== APPLY WHAT YOU READ ==
- a) In the CAISAR documentation excerpt below, what language is used to model specifications?
- b) Continue the CAISAR documentation excerpt below, starting right after its last sentence.

== PASSAGE ==
Start of Block

3.3. Prover registration

CAISAR relies on external provers to work. You must install them first, then point CAISAR to their location. Please refer to each prover documentation to install them.

CAISAR already supports several provers, listed in Supported provers. Assuming you have installed a prover with an entry in the caisar-detection.conf file, you can register the prover to CAISAR using the following command: PATH=$PATH:/path/to/solver/executable caisar config -d. Your prover should be displayed with its relevant version.

3.4. Property verification

A prominent use case of CAISAR is to model a specification for an artificial intelligence system, and to verify its validity for a given system.

The modelling uses WhyML, a typed first-order logic language. Example of WhyML are in the source code. You may also read the CAISAR by Examples section of this documentation to get a first grasp on using WhyML.

Provided a file trust.why containing a goal to verify, the command caisar verify --prover=PROVER trust.why will verify the goals using the specified prover. A list of supported provers is available in Supported provers. The prover must already be registered by CAISAR. Currently, only one prover can be selected at a time; future work will allow selecting multiple provers and orchestrate verification strategies. Internally, CAISAR will translate the goals into a form that is acceptable by the targeted prover, generating a file (the %f defined in the previous section).

3.5. Built-in properties

In addition to all the theories provided by Why3, CAISAR provide additional theories that model commonly desirable properties for machine learning programs. All those predicates are located in the file stdlib/caisar.mlw. Among them are theories to describe classification datasets, local and global robustness around a neighborhood.

3.6. Advanced usage: registering a new prover

Provers tend to be complex programs with multiple options. Some combination of options may be suited for one verification problem, while inefficient for another. As they also have different interface, it is also necessary to register their call in a way CAISAR can understand.

End of Block

== GIVEN INFORMATION ==

Start of Block

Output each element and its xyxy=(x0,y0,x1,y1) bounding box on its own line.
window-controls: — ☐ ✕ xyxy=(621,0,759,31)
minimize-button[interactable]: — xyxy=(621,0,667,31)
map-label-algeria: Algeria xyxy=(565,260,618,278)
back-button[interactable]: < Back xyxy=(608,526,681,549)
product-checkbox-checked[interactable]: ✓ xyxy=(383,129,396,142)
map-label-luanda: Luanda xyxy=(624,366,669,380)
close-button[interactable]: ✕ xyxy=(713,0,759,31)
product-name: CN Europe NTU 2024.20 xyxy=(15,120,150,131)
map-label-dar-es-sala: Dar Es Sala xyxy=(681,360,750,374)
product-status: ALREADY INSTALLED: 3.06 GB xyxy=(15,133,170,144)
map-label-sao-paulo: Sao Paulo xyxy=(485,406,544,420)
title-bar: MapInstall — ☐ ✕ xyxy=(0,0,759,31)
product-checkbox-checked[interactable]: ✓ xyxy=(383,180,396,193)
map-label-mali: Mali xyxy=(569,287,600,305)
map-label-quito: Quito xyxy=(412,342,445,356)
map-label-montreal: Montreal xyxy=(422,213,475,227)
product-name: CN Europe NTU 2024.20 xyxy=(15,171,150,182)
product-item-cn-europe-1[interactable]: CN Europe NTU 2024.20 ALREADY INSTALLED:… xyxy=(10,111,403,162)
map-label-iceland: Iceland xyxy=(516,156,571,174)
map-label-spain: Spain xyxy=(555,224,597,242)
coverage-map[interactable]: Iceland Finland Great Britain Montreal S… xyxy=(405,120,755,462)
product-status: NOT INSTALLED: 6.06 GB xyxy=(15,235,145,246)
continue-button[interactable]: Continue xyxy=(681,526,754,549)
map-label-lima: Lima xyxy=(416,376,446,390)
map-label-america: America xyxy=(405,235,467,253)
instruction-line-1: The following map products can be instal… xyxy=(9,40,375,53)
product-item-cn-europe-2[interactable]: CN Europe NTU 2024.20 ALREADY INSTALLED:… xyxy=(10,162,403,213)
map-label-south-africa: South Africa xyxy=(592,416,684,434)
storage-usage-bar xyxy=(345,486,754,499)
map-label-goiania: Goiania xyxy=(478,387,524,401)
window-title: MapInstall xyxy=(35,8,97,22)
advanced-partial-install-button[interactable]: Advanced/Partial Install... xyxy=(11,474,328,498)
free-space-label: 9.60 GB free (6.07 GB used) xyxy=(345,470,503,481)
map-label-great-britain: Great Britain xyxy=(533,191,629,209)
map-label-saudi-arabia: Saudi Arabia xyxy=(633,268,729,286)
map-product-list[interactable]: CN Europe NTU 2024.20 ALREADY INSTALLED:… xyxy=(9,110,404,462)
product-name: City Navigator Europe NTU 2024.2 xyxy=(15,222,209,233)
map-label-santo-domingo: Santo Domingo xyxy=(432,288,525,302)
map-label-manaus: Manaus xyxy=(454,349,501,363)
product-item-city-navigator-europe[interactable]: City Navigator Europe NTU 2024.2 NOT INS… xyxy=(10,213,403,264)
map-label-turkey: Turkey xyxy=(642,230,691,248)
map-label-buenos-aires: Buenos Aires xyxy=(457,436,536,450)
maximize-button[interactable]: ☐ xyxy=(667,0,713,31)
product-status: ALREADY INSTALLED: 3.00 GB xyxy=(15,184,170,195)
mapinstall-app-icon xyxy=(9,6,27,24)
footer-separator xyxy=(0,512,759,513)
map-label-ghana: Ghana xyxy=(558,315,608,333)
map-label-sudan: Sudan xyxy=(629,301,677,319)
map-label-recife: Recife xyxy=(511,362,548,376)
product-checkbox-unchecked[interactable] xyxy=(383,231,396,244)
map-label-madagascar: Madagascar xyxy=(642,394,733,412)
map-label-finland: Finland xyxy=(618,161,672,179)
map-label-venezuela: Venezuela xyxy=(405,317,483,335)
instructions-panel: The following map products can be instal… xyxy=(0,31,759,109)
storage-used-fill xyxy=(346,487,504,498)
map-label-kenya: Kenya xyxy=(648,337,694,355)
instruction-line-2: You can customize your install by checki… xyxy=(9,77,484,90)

End of Block

== ANSWERS BY TASK ==
- a) WhyML, a typed first-order logic language.

- b)
3.6.1. Registering for autodetection

The first step is to register provers inside the config/caisar-detection-data.conf file. Each supported prover is registered by specifying the following fields:

  • name: the name under which CAISAR will know the prover

  • exec: the prover’s executable name

  • alternative (optional): an alternative configuration for the prover. To use it with CAISAR, use the option --prover-altern. Useful when you want to use the same prover on different problems.

  • version_switch: the command used to output the prover’s version

  • version_regexp: a regular expression parsing the output of version_switch

  • version_ok: CAISAR supported version of the prover. Provers should only be used with their supported version.

  • command: the actual command CAISAR will send to the prover executable. There are a few builtin expressions provided by CAISAR:

    • %f: the generated property file sent to the prover

    • %t: the timelimit value

    • %{nnet-onnx}: the name of the neural network file

  • driver: location of the CAISAR driver for the prover, if any

3.6.2. Building the specification for the prover

It is necessary to convert the WhyML specification into an input that is understandable by the prover. CAISAR provide built-in translation from WhyML to the VNN-Lib and SMTLIB2 specification input formats. If your prover support those abovementioned input formats, adding support to your prover requires adding it in the files src/provers.ml, src/provers.mli and the function call_prover in src/verification.ml. For other input formats, it is necessary to write custom OCaml code in the src/printers/ folder as well.

3.6.3. Parsing the output of the prover

CAISAR rely on Why3’s drivers to parse the output of the prover.

If you add support for a new prover, consider opening a merge request on our forge!